Transcribe every entry word for word, leaving out all images.

Source records
* * * * *

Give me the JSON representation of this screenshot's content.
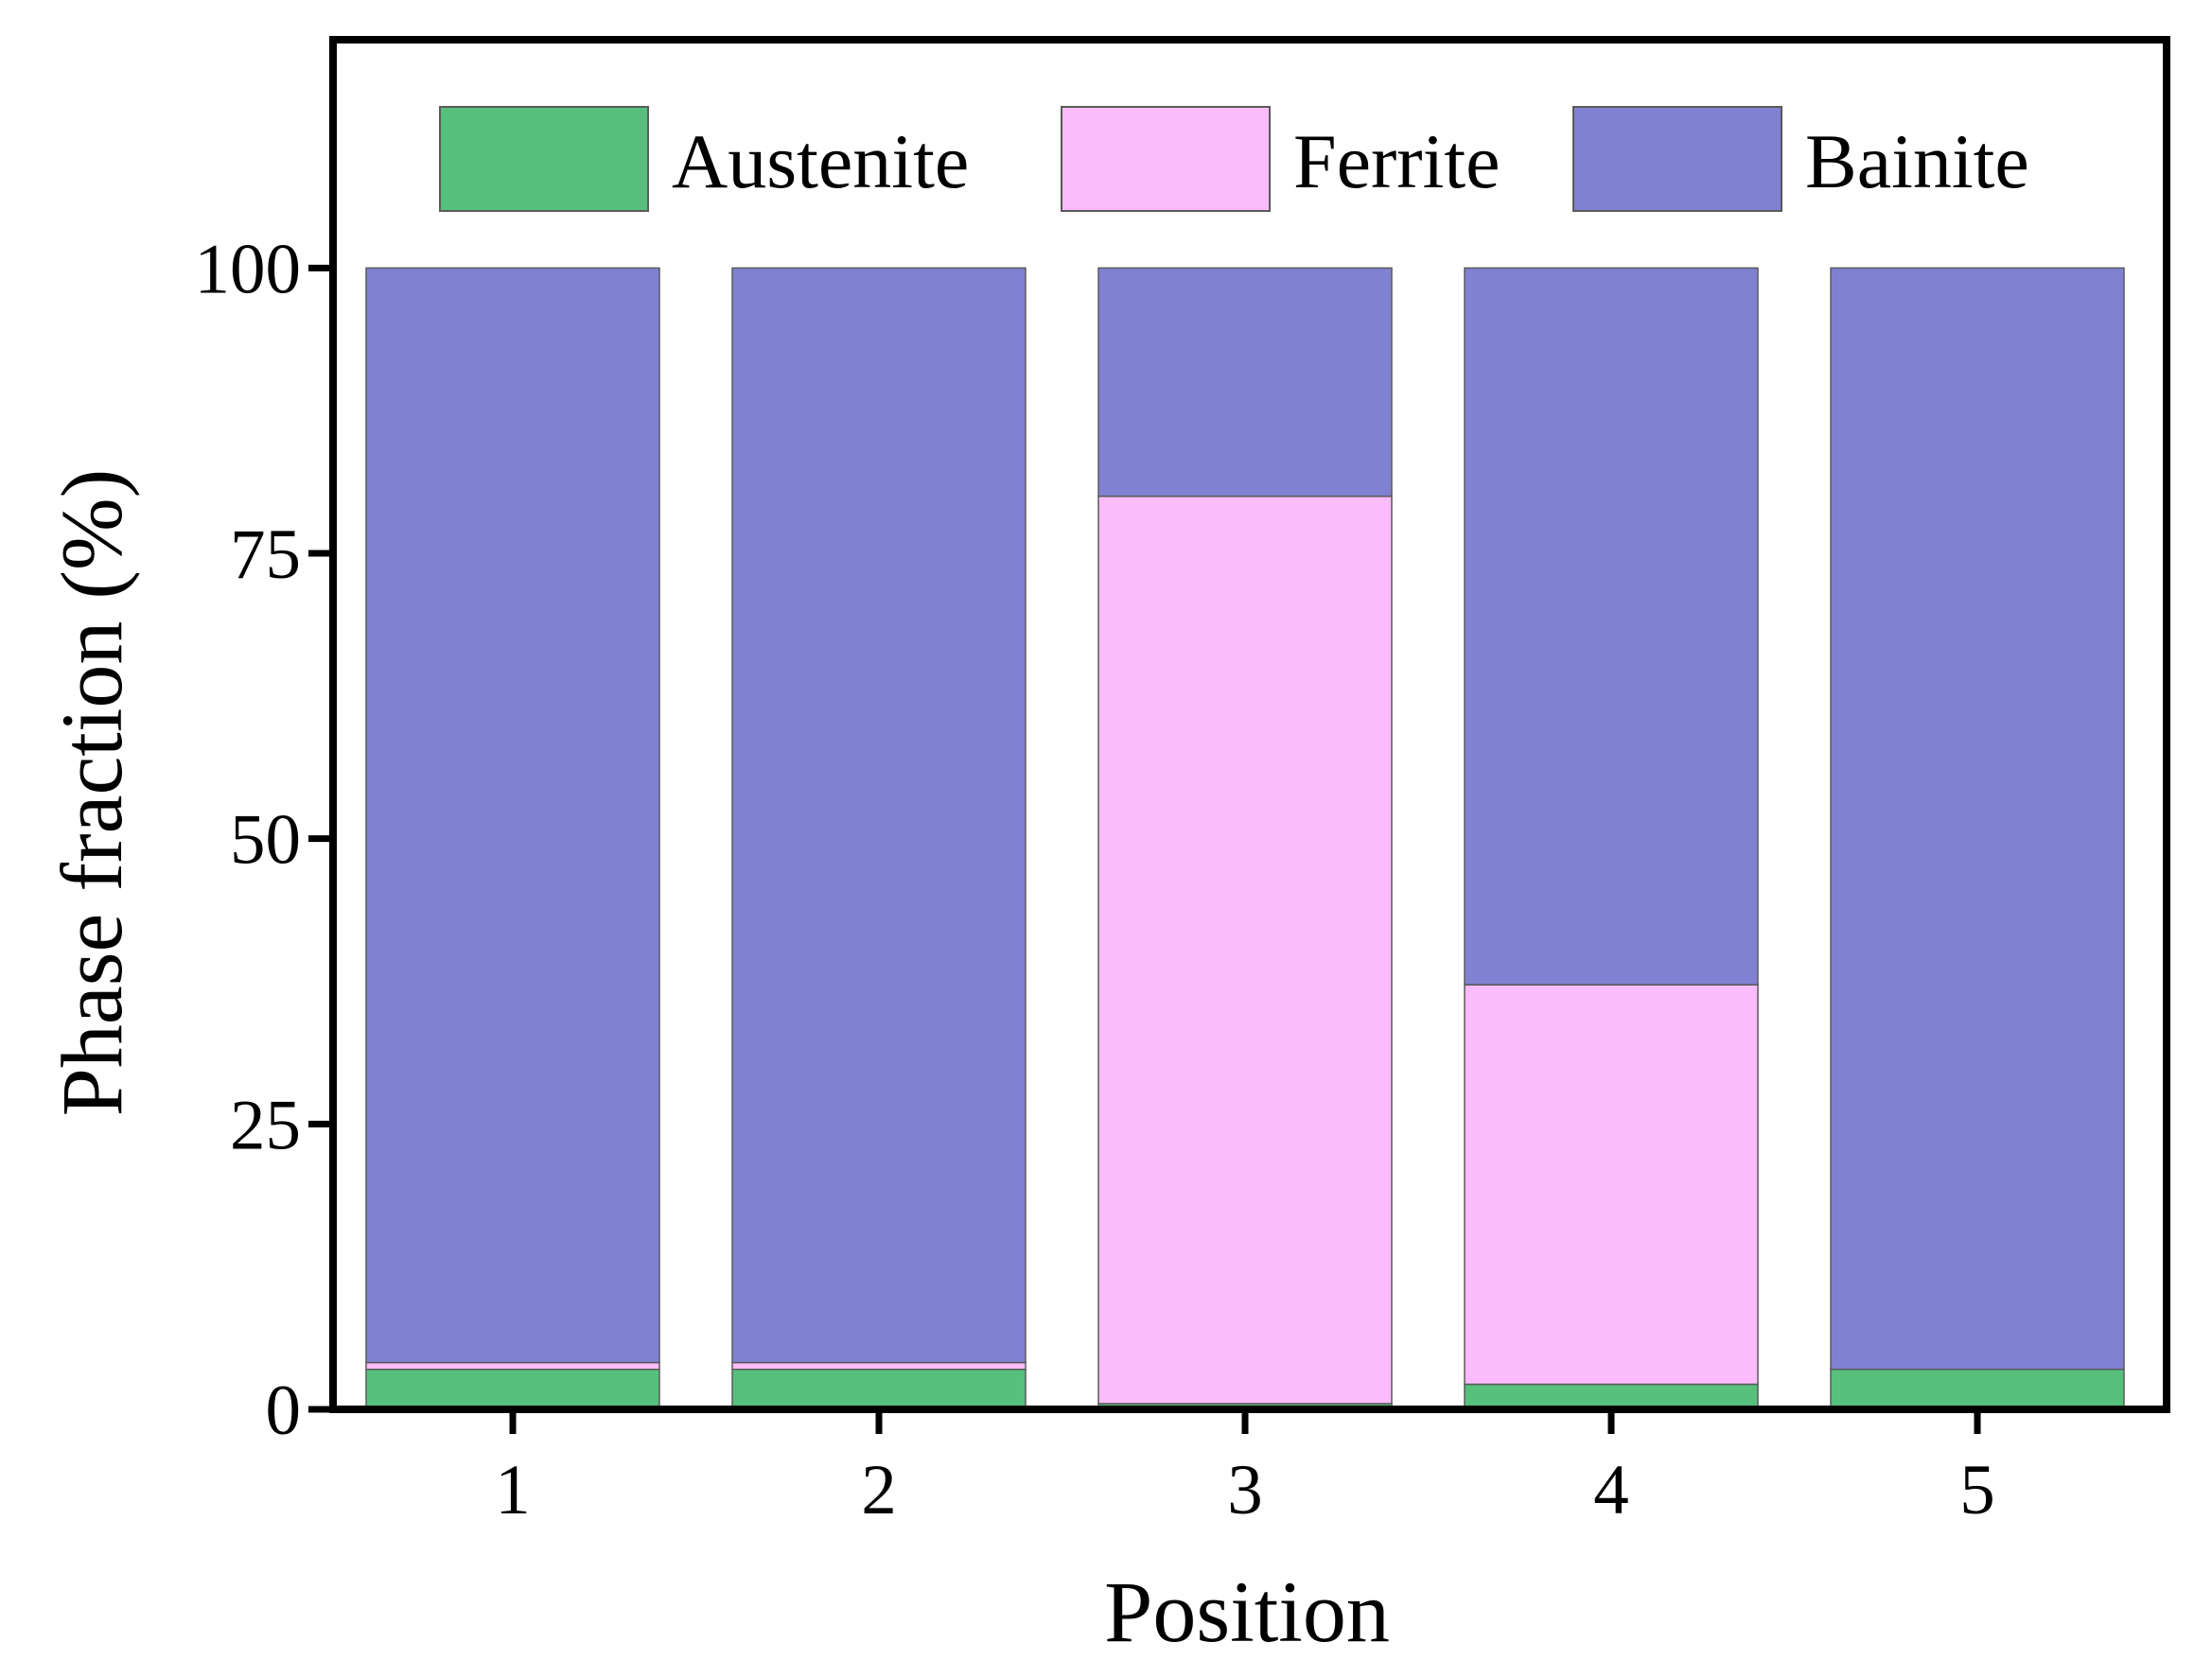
{
  "chart_data": {
    "type": "stacked-bar",
    "xlabel": "Position",
    "ylabel": "Phase fraction (%)",
    "categories": [
      "1",
      "2",
      "3",
      "4",
      "5"
    ],
    "ylim": [
      0,
      120
    ],
    "yticks": [
      0,
      25,
      50,
      75,
      100
    ],
    "legend_position": "top",
    "series": [
      {
        "name": "Austenite",
        "color": "#57C07D",
        "values": [
          3.5,
          3.5,
          0.5,
          2.2,
          3.5
        ]
      },
      {
        "name": "Ferrite",
        "color": "#FCBCFC",
        "values": [
          0.6,
          0.6,
          79.5,
          35.0,
          0.0
        ]
      },
      {
        "name": "Bainite",
        "color": "#8181D3",
        "values": [
          95.9,
          95.9,
          20.0,
          62.8,
          96.5
        ]
      }
    ]
  }
}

* * * * *

— Exercise solution —
Give me the JSON representation of this screenshot's content.
{
  "chart_data": {
    "type": "stacked-bar",
    "xlabel": "Position",
    "ylabel": "Phase fraction (%)",
    "categories": [
      "1",
      "2",
      "3",
      "4",
      "5"
    ],
    "ylim": [
      0,
      120
    ],
    "yticks": [
      0,
      25,
      50,
      75,
      100
    ],
    "legend_position": "top",
    "series": [
      {
        "name": "Austenite",
        "color": "#57C07D",
        "values": [
          3.5,
          3.5,
          0.5,
          2.2,
          3.5
        ]
      },
      {
        "name": "Ferrite",
        "color": "#FCBCFC",
        "values": [
          0.6,
          0.6,
          79.5,
          35.0,
          0.0
        ]
      },
      {
        "name": "Bainite",
        "color": "#8181D3",
        "values": [
          95.9,
          95.9,
          20.0,
          62.8,
          96.5
        ]
      }
    ]
  }
}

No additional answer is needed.